---- FONTE

Argentina, uno scenario ad alto rischio
“In sette mesi,
Milei ha accelerato lo smantellamento di ciò che è stato fatto negli ultimi
decenni in termini di memoria, verità e giustizia. Stiamo vivendo una
situazione molto complicata e ad alto rischio”. Con queste parole, Veronica
Torras, direttrice dell’organizzazione Memoria Aperta, ha descritto la grave
situazione che vive l’Argentina dopo l’insediamento del presidente
ultraliberista e ultraconservatore.
“Se parliamo di memoria, verità e giustizia”,
spiega Torras, “l’Argentina ha fatto passi da gigante in quanto a politiche
pubbliche, sia per ciò che riguarda i processi ai responsabili delle violazioni
dei diritti umani durante l’ultima dittatura, sia per l’apertura degli archivi
militari e quelli dei corpi di sicurezza della dittatura stessa”.
Attualmente ci sono più di 1.300 persone
condannate in oltre 300 processi giudiziari, tra militari, poliziotti e civili.
All’interno di alcuni ministeri sono state
istituite squadre di indagine per l’identificazione e l’analisi degli archivi,
mentre è stata approvata una legge sui siti della memoria (legge 26691) che ha
permesso di identificare circa 40 siti statali che fungevano da centri di
detenzione clandestina, tortura e sterminio. Inoltre, il tema della memoria
storica, così come l’impatto sociale e collettivo della dittatura e del
terrorismo di Stato, sono stati inseriti nei programmi scolastici.

--------
---- VOCI ARCHIVIATE

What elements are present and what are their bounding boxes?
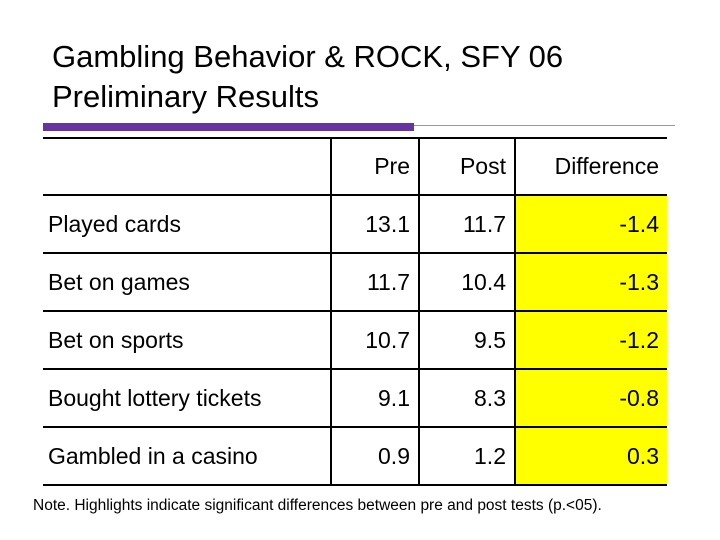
table-row: Gambled in a casino 0.9 1.2 0.3 xyxy=(43,427,667,485)
title-line-2: Preliminary Results xyxy=(52,79,320,114)
footnote: Note. Highlights indicate significant di… xyxy=(33,497,602,514)
title-accent-bar xyxy=(43,123,414,131)
header-difference: Difference xyxy=(554,153,659,179)
pre-value: 11.7 xyxy=(330,253,419,311)
header-behavior xyxy=(43,138,332,195)
post-value: 9.5 xyxy=(418,311,515,369)
difference-value: -1.4 xyxy=(514,195,667,253)
table-header-row: Pre Post Difference xyxy=(43,138,667,195)
table-row: Played cards 13.1 11.7 -1.4 xyxy=(43,195,667,253)
table-row: Bought lottery tickets 9.1 8.3 -0.8 xyxy=(43,369,667,427)
header-post: Post xyxy=(419,138,516,195)
difference-value: 0.3 xyxy=(514,427,667,485)
difference-value: -1.3 xyxy=(514,253,667,311)
post-value: 1.2 xyxy=(418,427,515,485)
title-line-1: Gambling Behavior & ROCK, SFY 06 xyxy=(52,39,564,74)
post-value: 11.7 xyxy=(418,195,515,253)
row-label: Bought lottery tickets xyxy=(48,384,262,411)
header-pre: Pre xyxy=(331,138,420,195)
table-row: Bet on games 11.7 10.4 -1.3 xyxy=(43,253,667,311)
row-label: Bet on games xyxy=(48,268,190,295)
row-label: Gambled in a casino xyxy=(48,442,258,469)
row-label: Bet on sports xyxy=(48,326,184,353)
post-value: 10.4 xyxy=(418,253,515,311)
post-value: 8.3 xyxy=(418,369,515,427)
row-label: Played cards xyxy=(48,210,181,237)
difference-value: -0.8 xyxy=(514,369,667,427)
table-row: Bet on sports 10.7 9.5 -1.2 xyxy=(43,311,667,369)
slide-title: Gambling Behavior & ROCK, SFY 06 Prelimi… xyxy=(52,37,672,117)
difference-value: -1.2 xyxy=(514,311,667,369)
pre-value: 0.9 xyxy=(330,427,419,485)
results-table: Pre Post Difference Played cards 13.1 11… xyxy=(43,137,667,486)
pre-value: 10.7 xyxy=(330,311,419,369)
pre-value: 13.1 xyxy=(330,195,419,253)
pre-value: 9.1 xyxy=(330,369,419,427)
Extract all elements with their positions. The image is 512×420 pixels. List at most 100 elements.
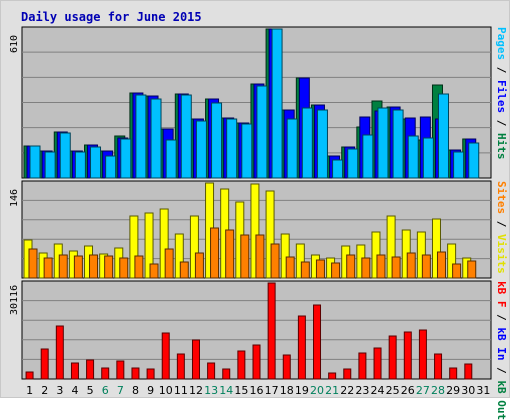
kbytes-bar-kb-f-day-7 (116, 360, 125, 380)
visits-bar-sites-day-28 (436, 251, 446, 279)
kbytes-bar-kb-f-day-15 (237, 350, 246, 380)
bottom-legend-segment-1: / (495, 307, 508, 328)
hits-bar-pages-day-25 (392, 109, 404, 179)
top-legend-segment-0: Pages (495, 27, 508, 61)
hits-bar-pages-day-24 (377, 107, 389, 179)
visits-bar-sites-day-22 (346, 254, 356, 279)
day-label-7: 7 (117, 384, 124, 397)
hits-bar-pages-day-23 (362, 134, 374, 179)
day-label-29: 29 (446, 384, 460, 397)
kbytes-bar-kb-f-day-25 (388, 335, 397, 380)
kbytes-bar-kb-f-day-10 (161, 332, 170, 380)
kbytes-bar-kb-f-day-22 (343, 368, 352, 380)
hits-bar-pages-day-21 (332, 159, 344, 179)
visits-bar-sites-day-19 (300, 261, 310, 279)
day-label-4: 4 (71, 384, 78, 397)
hits-bar-pages-day-30 (468, 142, 480, 179)
visits-bar-sites-day-8 (134, 255, 144, 279)
day-label-21: 21 (325, 384, 339, 397)
middle-legend-segment-0: Sites (495, 181, 508, 215)
kbytes-bar-kb-f-day-29 (449, 367, 458, 380)
visits-bar-visits-day-10 (159, 208, 169, 279)
visits-bar-sites-day-12 (194, 252, 204, 279)
visits-bar-sites-day-26 (406, 252, 416, 279)
hits-bar-pages-day-8 (135, 94, 147, 179)
hits-bar-pages-day-16 (256, 85, 268, 179)
kbytes-bar-kb-f-day-18 (282, 354, 291, 380)
hits-bar-pages-day-3 (59, 132, 71, 179)
visits-bar-sites-day-24 (376, 254, 386, 279)
visits-bar-sites-day-3 (58, 254, 68, 279)
day-label-1: 1 (26, 384, 33, 397)
visits-bar-sites-day-7 (119, 257, 129, 279)
day-label-27: 27 (416, 384, 430, 397)
day-label-2: 2 (41, 384, 48, 397)
hits-bar-pages-day-2 (44, 151, 56, 179)
hits-bar-pages-day-7 (120, 138, 132, 179)
kbytes-bar-kb-f-day-9 (146, 368, 155, 380)
kbytes-bar-kb-f-day-27 (418, 329, 427, 380)
day-label-16: 16 (250, 384, 264, 397)
kbytes-bar-kb-f-day-17 (267, 282, 276, 380)
visits-bar-sites-day-16 (255, 234, 265, 279)
day-label-30: 30 (461, 384, 475, 397)
chart-title: Daily usage for June 2015 (21, 10, 202, 24)
day-label-13: 13 (204, 384, 218, 397)
bottom-legend-segment-0: kB F (495, 281, 508, 308)
visits-bar-sites-day-18 (285, 256, 295, 279)
kbytes-bar-kb-f-day-1 (25, 371, 34, 380)
visits-bar-visits-day-8 (129, 215, 139, 279)
hits-bar-pages-day-13 (211, 102, 223, 179)
kbytes-bar-kb-f-day-11 (176, 353, 185, 380)
day-label-22: 22 (340, 384, 354, 397)
kbytes-bar-kb-f-day-28 (434, 353, 443, 380)
top-legend-segment-3: / (495, 113, 508, 133)
visits-bar-sites-day-6 (104, 255, 114, 279)
visits-bar-visits-day-16 (250, 183, 260, 279)
kbytes-bar-kb-f-day-12 (191, 339, 200, 380)
kbytes-bar-kb-f-day-5 (86, 359, 95, 380)
hits-bar-pages-day-6 (105, 155, 117, 179)
hits-bar-pages-day-20 (316, 109, 328, 179)
hits-bar-pages-day-27 (422, 137, 434, 179)
hits-bar-pages-day-29 (453, 151, 465, 179)
day-label-14: 14 (219, 384, 233, 397)
visits-bar-sites-day-21 (331, 262, 341, 279)
kbytes-bar-kb-f-day-14 (222, 368, 231, 380)
visits-bar-sites-day-1 (28, 248, 38, 279)
bottom-legend-segment-3: / (495, 360, 508, 381)
middle-legend-segment-1: / (495, 214, 508, 234)
visits-bar-sites-day-15 (240, 234, 250, 279)
hits-bar-pages-day-18 (286, 118, 298, 179)
visits-bar-visits-day-29 (447, 243, 457, 279)
visits-bar-sites-day-29 (452, 263, 462, 279)
hits-bar-pages-day-12 (195, 120, 207, 179)
visits-bar-sites-day-10 (164, 248, 174, 279)
kbytes-bar-kb-f-day-26 (403, 331, 412, 380)
kbytes-bar-kb-f-day-3 (55, 325, 64, 380)
kbytes-bar-kb-f-day-13 (207, 362, 216, 380)
kbytes-bar-kb-f-day-21 (328, 372, 337, 380)
kbytes-bar-kb-f-day-8 (131, 367, 140, 380)
day-label-3: 3 (56, 384, 63, 397)
kbytes-bar-kb-f-day-19 (297, 315, 306, 380)
visits-bar-visits-day-12 (189, 215, 199, 279)
visits-bar-sites-day-9 (149, 263, 159, 279)
visits-bar-visits-day-11 (174, 233, 184, 279)
visits-bar-sites-day-4 (73, 255, 83, 279)
hits-bar-pages-day-9 (150, 98, 162, 179)
kbytes-bar-kb-f-day-6 (101, 367, 110, 380)
day-label-18: 18 (280, 384, 294, 397)
hits-bar-pages-day-22 (347, 148, 359, 179)
day-label-6: 6 (102, 384, 109, 397)
kbytes-bar-kb-f-day-2 (40, 348, 49, 380)
visits-bar-visits-day-17 (265, 190, 275, 279)
daily-usage-chart: 1 2 3 4 5 6 7 8 9 10 11 12 13 14 15 16 17 18 19 20 21 22 23 24 2… (21, 26, 492, 397)
day-label-9: 9 (147, 384, 154, 397)
day-label-26: 26 (401, 384, 415, 397)
hits-bar-pages-day-5 (90, 146, 102, 179)
visits-bar-visits-day-18 (280, 233, 290, 279)
top-legend-segment-4: Hits (495, 133, 508, 160)
bottom-legend-segment-2: kB In (495, 327, 508, 361)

--------

COSA SI RICHIEDE: Nella fonte sull'Argentina, quanti siti statali ha permesso di identificare la legge sui siti della memoria (legge 26691)?

ESERCIZIO SVOLTO: Circa 40 siti statali che fungevano da centri di detenzione clandestina, tortura e sterminio.